■ Records supplied:
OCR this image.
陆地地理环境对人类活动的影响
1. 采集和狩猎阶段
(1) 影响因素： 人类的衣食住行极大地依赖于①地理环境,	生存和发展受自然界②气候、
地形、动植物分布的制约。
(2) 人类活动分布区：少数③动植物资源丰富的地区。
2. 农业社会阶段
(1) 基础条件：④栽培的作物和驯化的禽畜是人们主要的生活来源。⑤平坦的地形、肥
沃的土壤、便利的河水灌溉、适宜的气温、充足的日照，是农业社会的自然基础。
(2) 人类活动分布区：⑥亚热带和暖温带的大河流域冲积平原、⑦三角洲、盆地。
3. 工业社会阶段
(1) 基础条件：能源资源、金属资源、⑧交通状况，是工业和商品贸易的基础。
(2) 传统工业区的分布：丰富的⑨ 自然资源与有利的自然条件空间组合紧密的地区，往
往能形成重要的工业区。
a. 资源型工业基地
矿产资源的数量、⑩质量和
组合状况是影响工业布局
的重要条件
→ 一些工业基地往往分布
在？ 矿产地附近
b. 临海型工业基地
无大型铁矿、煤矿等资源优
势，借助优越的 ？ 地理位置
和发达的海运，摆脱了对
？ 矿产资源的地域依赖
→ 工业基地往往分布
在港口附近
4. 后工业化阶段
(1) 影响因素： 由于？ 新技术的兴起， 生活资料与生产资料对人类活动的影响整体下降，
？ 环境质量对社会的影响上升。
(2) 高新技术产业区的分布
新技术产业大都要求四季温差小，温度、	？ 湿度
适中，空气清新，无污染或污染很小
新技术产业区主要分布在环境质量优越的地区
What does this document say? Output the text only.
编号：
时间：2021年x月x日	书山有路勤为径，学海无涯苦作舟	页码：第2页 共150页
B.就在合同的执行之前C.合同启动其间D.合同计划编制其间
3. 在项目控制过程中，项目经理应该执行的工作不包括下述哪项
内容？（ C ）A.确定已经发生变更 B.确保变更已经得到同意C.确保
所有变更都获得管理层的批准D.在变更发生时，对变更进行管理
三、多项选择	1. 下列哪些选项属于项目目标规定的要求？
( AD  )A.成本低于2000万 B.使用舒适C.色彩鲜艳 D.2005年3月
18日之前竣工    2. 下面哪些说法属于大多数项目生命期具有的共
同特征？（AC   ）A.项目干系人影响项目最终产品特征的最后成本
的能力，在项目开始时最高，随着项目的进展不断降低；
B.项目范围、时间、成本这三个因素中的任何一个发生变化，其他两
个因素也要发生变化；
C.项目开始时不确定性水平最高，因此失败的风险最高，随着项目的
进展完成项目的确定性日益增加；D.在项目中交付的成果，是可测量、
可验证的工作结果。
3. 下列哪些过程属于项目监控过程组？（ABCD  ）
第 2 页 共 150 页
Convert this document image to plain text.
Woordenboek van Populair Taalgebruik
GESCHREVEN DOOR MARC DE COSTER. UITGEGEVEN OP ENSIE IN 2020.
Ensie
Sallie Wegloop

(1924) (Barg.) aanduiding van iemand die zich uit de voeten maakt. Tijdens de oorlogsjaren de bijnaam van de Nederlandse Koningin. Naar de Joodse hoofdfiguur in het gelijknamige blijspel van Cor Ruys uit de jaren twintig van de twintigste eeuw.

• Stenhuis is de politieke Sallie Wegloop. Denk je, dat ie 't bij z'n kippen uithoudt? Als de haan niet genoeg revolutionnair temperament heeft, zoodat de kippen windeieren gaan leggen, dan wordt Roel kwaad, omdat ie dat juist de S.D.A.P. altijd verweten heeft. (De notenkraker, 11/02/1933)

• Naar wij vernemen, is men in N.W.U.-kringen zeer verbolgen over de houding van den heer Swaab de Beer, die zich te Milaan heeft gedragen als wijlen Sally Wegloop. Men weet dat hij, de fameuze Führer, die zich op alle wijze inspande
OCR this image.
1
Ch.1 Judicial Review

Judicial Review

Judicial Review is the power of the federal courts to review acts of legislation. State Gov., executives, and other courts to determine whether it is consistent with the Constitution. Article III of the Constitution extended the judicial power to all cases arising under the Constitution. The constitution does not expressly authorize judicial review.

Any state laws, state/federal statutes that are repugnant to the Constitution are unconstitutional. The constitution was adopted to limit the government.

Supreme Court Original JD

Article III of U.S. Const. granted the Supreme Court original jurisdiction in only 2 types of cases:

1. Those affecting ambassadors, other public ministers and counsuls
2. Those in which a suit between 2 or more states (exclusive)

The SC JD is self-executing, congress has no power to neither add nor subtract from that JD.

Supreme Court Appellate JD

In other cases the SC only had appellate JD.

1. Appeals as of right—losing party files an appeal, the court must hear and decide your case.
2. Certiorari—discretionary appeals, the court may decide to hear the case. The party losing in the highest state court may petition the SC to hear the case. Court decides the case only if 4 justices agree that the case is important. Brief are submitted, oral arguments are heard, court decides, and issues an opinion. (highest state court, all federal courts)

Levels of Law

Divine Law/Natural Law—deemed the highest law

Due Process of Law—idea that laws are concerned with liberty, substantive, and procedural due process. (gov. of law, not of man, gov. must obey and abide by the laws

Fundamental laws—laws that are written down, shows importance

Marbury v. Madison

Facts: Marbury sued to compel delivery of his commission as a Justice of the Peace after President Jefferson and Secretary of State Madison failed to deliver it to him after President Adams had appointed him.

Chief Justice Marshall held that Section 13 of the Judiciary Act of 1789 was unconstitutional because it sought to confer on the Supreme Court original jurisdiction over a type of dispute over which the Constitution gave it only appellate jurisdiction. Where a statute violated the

■ The exercise: Reproduce the listing above verbatim, from first line to last.

■ Response to this exercise:
OCR this image.
陆地地理环境对人类活动的影响
1. 采集和狩猎阶段
(1) 影响因素： 人类的衣食住行极大地依赖于①地理环境,	生存和发展受自然界②气候、
地形、动植物分布的制约。
(2) 人类活动分布区：少数③动植物资源丰富的地区。
2. 农业社会阶段
(1) 基础条件：④栽培的作物和驯化的禽畜是人们主要的生活来源。⑤平坦的地形、肥
沃的土壤、便利的河水灌溉、适宜的气温、充足的日照，是农业社会的自然基础。
(2) 人类活动分布区：⑥亚热带和暖温带的大河流域冲积平原、⑦三角洲、盆地。
3. 工业社会阶段
(1) 基础条件：能源资源、金属资源、⑧交通状况，是工业和商品贸易的基础。
(2) 传统工业区的分布：丰富的⑨ 自然资源与有利的自然条件空间组合紧密的地区，往
往能形成重要的工业区。
a. 资源型工业基地
矿产资源的数量、⑩质量和
组合状况是影响工业布局
的重要条件
→ 一些工业基地往往分布
在？ 矿产地附近
b. 临海型工业基地
无大型铁矿、煤矿等资源优
势，借助优越的 ？ 地理位置
和发达的海运，摆脱了对
？ 矿产资源的地域依赖
→ 工业基地往往分布
在港口附近
4. 后工业化阶段
(1) 影响因素： 由于？ 新技术的兴起， 生活资料与生产资料对人类活动的影响整体下降，
？ 环境质量对社会的影响上升。
(2) 高新技术产业区的分布
新技术产业大都要求四季温差小，温度、	？ 湿度
适中，空气清新，无污染或污染很小
新技术产业区主要分布在环境质量优越的地区
What does this document say? Output the text only.
编号：
时间：2021年x月x日	书山有路勤为径，学海无涯苦作舟	页码：第2页 共150页
B.就在合同的执行之前C.合同启动其间D.合同计划编制其间
3. 在项目控制过程中，项目经理应该执行的工作不包括下述哪项
内容？（ C ）A.确定已经发生变更 B.确保变更已经得到同意C.确保
所有变更都获得管理层的批准D.在变更发生时，对变更进行管理
三、多项选择	1. 下列哪些选项属于项目目标规定的要求？
( AD  )A.成本低于2000万 B.使用舒适C.色彩鲜艳 D.2005年3月
18日之前竣工    2. 下面哪些说法属于大多数项目生命期具有的共
同特征？（AC   ）A.项目干系人影响项目最终产品特征的最后成本
的能力，在项目开始时最高，随着项目的进展不断降低；
B.项目范围、时间、成本这三个因素中的任何一个发生变化，其他两
个因素也要发生变化；
C.项目开始时不确定性水平最高，因此失败的风险最高，随着项目的
进展完成项目的确定性日益增加；D.在项目中交付的成果，是可测量、
可验证的工作结果。
3. 下列哪些过程属于项目监控过程组？（ABCD  ）
第 2 页 共 150 页
Convert this document image to plain text.
Woordenboek van Populair Taalgebruik
GESCHREVEN DOOR MARC DE COSTER. UITGEGEVEN OP ENSIE IN 2020.
Ensie
Sallie Wegloop

(1924) (Barg.) aanduiding van iemand die zich uit de voeten maakt. Tijdens de oorlogsjaren de bijnaam van de Nederlandse Koningin. Naar de Joodse hoofdfiguur in het gelijknamige blijspel van Cor Ruys uit de jaren twintig van de twintigste eeuw.

• Stenhuis is de politieke Sallie Wegloop. Denk je, dat ie 't bij z'n kippen uithoudt? Als de haan niet genoeg revolutionnair temperament heeft, zoodat de kippen windeieren gaan leggen, dan wordt Roel kwaad, omdat ie dat juist de S.D.A.P. altijd verweten heeft. (De notenkraker, 11/02/1933)

• Naar wij vernemen, is men in N.W.U.-kringen zeer verbolgen over de houding van den heer Swaab de Beer, die zich te Milaan heeft gedragen als wijlen Sally Wegloop. Men weet dat hij, de fameuze Führer, die zich op alle wijze inspande
OCR this image.
1
Ch.1 Judicial Review

Judicial Review

Judicial Review is the power of the federal courts to review acts of legislation. State Gov., executives, and other courts to determine whether it is consistent with the Constitution. Article III of the Constitution extended the judicial power to all cases arising under the Constitution. The constitution does not expressly authorize judicial review.

Any state laws, state/federal statutes that are repugnant to the Constitution are unconstitutional. The constitution was adopted to limit the government.

Supreme Court Original JD

Article III of U.S. Const. granted the Supreme Court original jurisdiction in only 2 types of cases:

1. Those affecting ambassadors, other public ministers and counsuls
2. Those in which a suit between 2 or more states (exclusive)

The SC JD is self-executing, congress has no power to neither add nor subtract from that JD.

Supreme Court Appellate JD

In other cases the SC only had appellate JD.

1. Appeals as of right—losing party files an appeal, the court must hear and decide your case.
2. Certiorari—discretionary appeals, the court may decide to hear the case. The party losing in the highest state court may petition the SC to hear the case. Court decides the case only if 4 justices agree that the case is important. Brief are submitted, oral arguments are heard, court decides, and issues an opinion. (highest state court, all federal courts)

Levels of Law

Divine Law/Natural Law—deemed the highest law

Due Process of Law—idea that laws are concerned with liberty, substantive, and procedural due process. (gov. of law, not of man, gov. must obey and abide by the laws

Fundamental laws—laws that are written down, shows importance

Marbury v. Madison

Facts: Marbury sued to compel delivery of his commission as a Justice of the Peace after President Jefferson and Secretary of State Madison failed to deliver it to him after President Adams had appointed him.

Chief Justice Marshall held that Section 13 of the Judiciary Act of 1789 was unconstitutional because it sought to confer on the Supreme Court original jurisdiction over a type of dispute over which the Constitution gave it only appellate jurisdiction. Where a statute violated the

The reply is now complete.